::: GIVEN ENTRIES :::
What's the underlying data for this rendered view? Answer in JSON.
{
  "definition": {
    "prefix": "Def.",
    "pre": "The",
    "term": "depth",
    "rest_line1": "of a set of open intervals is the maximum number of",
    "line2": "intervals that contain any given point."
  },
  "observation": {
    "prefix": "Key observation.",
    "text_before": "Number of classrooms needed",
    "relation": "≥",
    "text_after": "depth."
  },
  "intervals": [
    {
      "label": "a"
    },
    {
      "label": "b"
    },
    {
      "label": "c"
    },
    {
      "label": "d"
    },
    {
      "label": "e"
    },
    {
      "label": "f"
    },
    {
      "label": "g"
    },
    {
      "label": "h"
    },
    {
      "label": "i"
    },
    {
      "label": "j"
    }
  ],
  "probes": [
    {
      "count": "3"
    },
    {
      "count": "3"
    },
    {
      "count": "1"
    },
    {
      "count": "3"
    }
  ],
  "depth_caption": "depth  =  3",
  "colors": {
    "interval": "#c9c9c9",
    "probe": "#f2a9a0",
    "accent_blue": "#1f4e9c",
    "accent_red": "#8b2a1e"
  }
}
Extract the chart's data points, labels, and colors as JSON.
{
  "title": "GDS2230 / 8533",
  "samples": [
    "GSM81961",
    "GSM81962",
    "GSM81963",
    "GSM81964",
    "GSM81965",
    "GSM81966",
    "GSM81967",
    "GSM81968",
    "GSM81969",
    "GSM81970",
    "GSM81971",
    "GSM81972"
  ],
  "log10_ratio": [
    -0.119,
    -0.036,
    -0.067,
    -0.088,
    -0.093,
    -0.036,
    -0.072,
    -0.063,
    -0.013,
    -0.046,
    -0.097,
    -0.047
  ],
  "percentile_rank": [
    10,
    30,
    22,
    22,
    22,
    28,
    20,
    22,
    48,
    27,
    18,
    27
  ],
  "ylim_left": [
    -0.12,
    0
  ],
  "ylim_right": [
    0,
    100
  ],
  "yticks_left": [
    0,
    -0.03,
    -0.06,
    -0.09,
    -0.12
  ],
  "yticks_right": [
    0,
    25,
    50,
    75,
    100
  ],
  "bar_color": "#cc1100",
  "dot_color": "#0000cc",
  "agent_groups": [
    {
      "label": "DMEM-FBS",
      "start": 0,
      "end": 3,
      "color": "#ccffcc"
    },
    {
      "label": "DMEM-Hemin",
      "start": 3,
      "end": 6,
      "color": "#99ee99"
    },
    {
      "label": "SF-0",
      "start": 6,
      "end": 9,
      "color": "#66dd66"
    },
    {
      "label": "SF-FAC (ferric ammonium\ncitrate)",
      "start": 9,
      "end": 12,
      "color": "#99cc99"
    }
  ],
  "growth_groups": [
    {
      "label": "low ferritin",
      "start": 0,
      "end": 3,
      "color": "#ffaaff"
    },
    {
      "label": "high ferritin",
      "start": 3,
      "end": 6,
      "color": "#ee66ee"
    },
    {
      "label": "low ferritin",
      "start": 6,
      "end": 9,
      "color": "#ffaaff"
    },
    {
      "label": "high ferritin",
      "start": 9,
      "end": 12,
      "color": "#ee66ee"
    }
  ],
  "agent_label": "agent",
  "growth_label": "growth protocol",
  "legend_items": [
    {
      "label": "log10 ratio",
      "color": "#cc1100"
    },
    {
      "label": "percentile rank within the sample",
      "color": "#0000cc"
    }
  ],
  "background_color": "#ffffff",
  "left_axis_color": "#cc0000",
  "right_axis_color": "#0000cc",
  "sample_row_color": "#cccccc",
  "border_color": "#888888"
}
:::
• **AIM**: Write out every record shown above, word for word.

• **RESULT**:
What's the underlying data for this rendered view? Answer in JSON.
{
  "definition": {
    "prefix": "Def.",
    "pre": "The",
    "term": "depth",
    "rest_line1": "of a set of open intervals is the maximum number of",
    "line2": "intervals that contain any given point."
  },
  "observation": {
    "prefix": "Key observation.",
    "text_before": "Number of classrooms needed",
    "relation": "≥",
    "text_after": "depth."
  },
  "intervals": [
    {
      "label": "a"
    },
    {
      "label": "b"
    },
    {
      "label": "c"
    },
    {
      "label": "d"
    },
    {
      "label": "e"
    },
    {
      "label": "f"
    },
    {
      "label": "g"
    },
    {
      "label": "h"
    },
    {
      "label": "i"
    },
    {
      "label": "j"
    }
  ],
  "probes": [
    {
      "count": "3"
    },
    {
      "count": "3"
    },
    {
      "count": "1"
    },
    {
      "count": "3"
    }
  ],
  "depth_caption": "depth  =  3",
  "colors": {
    "interval": "#c9c9c9",
    "probe": "#f2a9a0",
    "accent_blue": "#1f4e9c",
    "accent_red": "#8b2a1e"
  }
}
Extract the chart's data points, labels, and colors as JSON.
{
  "title": "GDS2230 / 8533",
  "samples": [
    "GSM81961",
    "GSM81962",
    "GSM81963",
    "GSM81964",
    "GSM81965",
    "GSM81966",
    "GSM81967",
    "GSM81968",
    "GSM81969",
    "GSM81970",
    "GSM81971",
    "GSM81972"
  ],
  "log10_ratio": [
    -0.119,
    -0.036,
    -0.067,
    -0.088,
    -0.093,
    -0.036,
    -0.072,
    -0.063,
    -0.013,
    -0.046,
    -0.097,
    -0.047
  ],
  "percentile_rank": [
    10,
    30,
    22,
    22,
    22,
    28,
    20,
    22,
    48,
    27,
    18,
    27
  ],
  "ylim_left": [
    -0.12,
    0
  ],
  "ylim_right": [
    0,
    100
  ],
  "yticks_left": [
    0,
    -0.03,
    -0.06,
    -0.09,
    -0.12
  ],
  "yticks_right": [
    0,
    25,
    50,
    75,
    100
  ],
  "bar_color": "#cc1100",
  "dot_color": "#0000cc",
  "agent_groups": [
    {
      "label": "DMEM-FBS",
      "start": 0,
      "end": 3,
      "color": "#ccffcc"
    },
    {
      "label": "DMEM-Hemin",
      "start": 3,
      "end": 6,
      "color": "#99ee99"
    },
    {
      "label": "SF-0",
      "start": 6,
      "end": 9,
      "color": "#66dd66"
    },
    {
      "label": "SF-FAC (ferric ammonium\ncitrate)",
      "start": 9,
      "end": 12,
      "color": "#99cc99"
    }
  ],
  "growth_groups": [
    {
      "label": "low ferritin",
      "start": 0,
      "end": 3,
      "color": "#ffaaff"
    },
    {
      "label": "high ferritin",
      "start": 3,
      "end": 6,
      "color": "#ee66ee"
    },
    {
      "label": "low ferritin",
      "start": 6,
      "end": 9,
      "color": "#ffaaff"
    },
    {
      "label": "high ferritin",
      "start": 9,
      "end": 12,
      "color": "#ee66ee"
    }
  ],
  "agent_label": "agent",
  "growth_label": "growth protocol",
  "legend_items": [
    {
      "label": "log10 ratio",
      "color": "#cc1100"
    },
    {
      "label": "percentile rank within the sample",
      "color": "#0000cc"
    }
  ],
  "background_color": "#ffffff",
  "left_axis_color": "#cc0000",
  "right_axis_color": "#0000cc",
  "sample_row_color": "#cccccc",
  "border_color": "#888888"
}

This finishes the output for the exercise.